** Opening Input material block **
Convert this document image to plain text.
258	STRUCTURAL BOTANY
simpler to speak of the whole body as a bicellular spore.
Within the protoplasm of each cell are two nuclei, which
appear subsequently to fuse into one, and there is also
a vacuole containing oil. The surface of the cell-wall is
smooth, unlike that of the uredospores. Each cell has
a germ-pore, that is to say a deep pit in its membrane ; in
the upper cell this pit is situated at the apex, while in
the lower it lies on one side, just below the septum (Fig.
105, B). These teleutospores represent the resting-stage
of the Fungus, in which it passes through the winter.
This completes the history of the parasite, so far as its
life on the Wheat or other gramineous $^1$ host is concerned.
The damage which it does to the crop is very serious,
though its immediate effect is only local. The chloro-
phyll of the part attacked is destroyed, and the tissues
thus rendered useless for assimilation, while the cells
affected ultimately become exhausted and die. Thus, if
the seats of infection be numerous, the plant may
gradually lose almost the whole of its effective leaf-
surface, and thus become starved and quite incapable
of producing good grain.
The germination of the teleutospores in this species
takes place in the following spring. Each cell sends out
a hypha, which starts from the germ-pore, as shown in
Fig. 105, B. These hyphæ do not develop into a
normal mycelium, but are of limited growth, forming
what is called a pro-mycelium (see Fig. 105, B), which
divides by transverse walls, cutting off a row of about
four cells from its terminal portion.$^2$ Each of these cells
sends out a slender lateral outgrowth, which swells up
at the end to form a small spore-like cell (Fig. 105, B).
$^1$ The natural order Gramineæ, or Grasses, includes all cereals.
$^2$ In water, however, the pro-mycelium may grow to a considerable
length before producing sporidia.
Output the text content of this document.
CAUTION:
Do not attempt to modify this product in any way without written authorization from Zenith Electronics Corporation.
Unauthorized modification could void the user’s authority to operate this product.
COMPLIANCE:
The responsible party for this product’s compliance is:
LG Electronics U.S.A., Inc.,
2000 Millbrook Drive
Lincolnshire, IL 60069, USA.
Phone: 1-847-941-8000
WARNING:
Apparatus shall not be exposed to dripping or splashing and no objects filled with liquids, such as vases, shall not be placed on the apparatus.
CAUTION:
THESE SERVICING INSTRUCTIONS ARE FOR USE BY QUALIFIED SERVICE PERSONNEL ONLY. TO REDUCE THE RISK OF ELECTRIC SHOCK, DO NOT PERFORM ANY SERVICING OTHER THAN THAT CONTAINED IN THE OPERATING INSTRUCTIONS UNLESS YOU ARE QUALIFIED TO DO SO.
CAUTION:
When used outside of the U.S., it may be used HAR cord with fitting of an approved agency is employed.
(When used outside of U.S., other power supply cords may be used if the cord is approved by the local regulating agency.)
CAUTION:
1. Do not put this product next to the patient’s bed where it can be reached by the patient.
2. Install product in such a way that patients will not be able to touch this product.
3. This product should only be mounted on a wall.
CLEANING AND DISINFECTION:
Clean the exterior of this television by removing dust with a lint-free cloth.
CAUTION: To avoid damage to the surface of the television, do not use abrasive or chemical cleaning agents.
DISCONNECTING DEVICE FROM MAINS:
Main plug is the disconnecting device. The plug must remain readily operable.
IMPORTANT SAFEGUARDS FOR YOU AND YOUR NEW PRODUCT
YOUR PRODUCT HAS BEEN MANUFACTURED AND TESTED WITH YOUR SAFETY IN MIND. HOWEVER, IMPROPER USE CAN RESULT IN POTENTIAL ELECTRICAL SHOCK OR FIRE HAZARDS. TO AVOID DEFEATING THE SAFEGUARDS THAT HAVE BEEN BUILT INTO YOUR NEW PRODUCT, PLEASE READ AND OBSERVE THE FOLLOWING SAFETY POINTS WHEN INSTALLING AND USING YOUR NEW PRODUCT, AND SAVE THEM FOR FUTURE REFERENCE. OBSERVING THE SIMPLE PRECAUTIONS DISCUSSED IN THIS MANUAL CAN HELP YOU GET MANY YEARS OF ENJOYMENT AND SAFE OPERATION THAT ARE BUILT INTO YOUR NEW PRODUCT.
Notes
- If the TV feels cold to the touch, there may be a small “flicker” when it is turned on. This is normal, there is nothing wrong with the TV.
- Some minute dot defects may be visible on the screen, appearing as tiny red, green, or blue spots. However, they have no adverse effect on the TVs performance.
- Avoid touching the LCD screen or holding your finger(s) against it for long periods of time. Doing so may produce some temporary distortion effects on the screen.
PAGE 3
** Closing Input material block **
Directions for this task: Set every entry down once more, exactly as written above.

Finished task:
Convert this document image to plain text.
258	STRUCTURAL BOTANY
simpler to speak of the whole body as a bicellular spore.
Within the protoplasm of each cell are two nuclei, which
appear subsequently to fuse into one, and there is also
a vacuole containing oil. The surface of the cell-wall is
smooth, unlike that of the uredospores. Each cell has
a germ-pore, that is to say a deep pit in its membrane ; in
the upper cell this pit is situated at the apex, while in
the lower it lies on one side, just below the septum (Fig.
105, B). These teleutospores represent the resting-stage
of the Fungus, in which it passes through the winter.
This completes the history of the parasite, so far as its
life on the Wheat or other gramineous $^1$ host is concerned.
The damage which it does to the crop is very serious,
though its immediate effect is only local. The chloro-
phyll of the part attacked is destroyed, and the tissues
thus rendered useless for assimilation, while the cells
affected ultimately become exhausted and die. Thus, if
the seats of infection be numerous, the plant may
gradually lose almost the whole of its effective leaf-
surface, and thus become starved and quite incapable
of producing good grain.
The germination of the teleutospores in this species
takes place in the following spring. Each cell sends out
a hypha, which starts from the germ-pore, as shown in
Fig. 105, B. These hyphæ do not develop into a
normal mycelium, but are of limited growth, forming
what is called a pro-mycelium (see Fig. 105, B), which
divides by transverse walls, cutting off a row of about
four cells from its terminal portion.$^2$ Each of these cells
sends out a slender lateral outgrowth, which swells up
at the end to form a small spore-like cell (Fig. 105, B).
$^1$ The natural order Gramineæ, or Grasses, includes all cereals.
$^2$ In water, however, the pro-mycelium may grow to a considerable
length before producing sporidia.
Output the text content of this document.
CAUTION:
Do not attempt to modify this product in any way without written authorization from Zenith Electronics Corporation.
Unauthorized modification could void the user’s authority to operate this product.
COMPLIANCE:
The responsible party for this product’s compliance is:
LG Electronics U.S.A., Inc.,
2000 Millbrook Drive
Lincolnshire, IL 60069, USA.
Phone: 1-847-941-8000
WARNING:
Apparatus shall not be exposed to dripping or splashing and no objects filled with liquids, such as vases, shall not be placed on the apparatus.
CAUTION:
THESE SERVICING INSTRUCTIONS ARE FOR USE BY QUALIFIED SERVICE PERSONNEL ONLY. TO REDUCE THE RISK OF ELECTRIC SHOCK, DO NOT PERFORM ANY SERVICING OTHER THAN THAT CONTAINED IN THE OPERATING INSTRUCTIONS UNLESS YOU ARE QUALIFIED TO DO SO.
CAUTION:
When used outside of the U.S., it may be used HAR cord with fitting of an approved agency is employed.
(When used outside of U.S., other power supply cords may be used if the cord is approved by the local regulating agency.)
CAUTION:
1. Do not put this product next to the patient’s bed where it can be reached by the patient.
2. Install product in such a way that patients will not be able to touch this product.
3. This product should only be mounted on a wall.
CLEANING AND DISINFECTION:
Clean the exterior of this television by removing dust with a lint-free cloth.
CAUTION: To avoid damage to the surface of the television, do not use abrasive or chemical cleaning agents.
DISCONNECTING DEVICE FROM MAINS:
Main plug is the disconnecting device. The plug must remain readily operable.
IMPORTANT SAFEGUARDS FOR YOU AND YOUR NEW PRODUCT
YOUR PRODUCT HAS BEEN MANUFACTURED AND TESTED WITH YOUR SAFETY IN MIND. HOWEVER, IMPROPER USE CAN RESULT IN POTENTIAL ELECTRICAL SHOCK OR FIRE HAZARDS. TO AVOID DEFEATING THE SAFEGUARDS THAT HAVE BEEN BUILT INTO YOUR NEW PRODUCT, PLEASE READ AND OBSERVE THE FOLLOWING SAFETY POINTS WHEN INSTALLING AND USING YOUR NEW PRODUCT, AND SAVE THEM FOR FUTURE REFERENCE. OBSERVING THE SIMPLE PRECAUTIONS DISCUSSED IN THIS MANUAL CAN HELP YOU GET MANY YEARS OF ENJOYMENT AND SAFE OPERATION THAT ARE BUILT INTO YOUR NEW PRODUCT.
Notes
- If the TV feels cold to the touch, there may be a small “flicker” when it is turned on. This is normal, there is nothing wrong with the TV.
- Some minute dot defects may be visible on the screen, appearing as tiny red, green, or blue spots. However, they have no adverse effect on the TVs performance.
- Avoid touching the LCD screen or holding your finger(s) against it for long periods of time. Doing so may produce some temporary distortion effects on the screen.
PAGE 3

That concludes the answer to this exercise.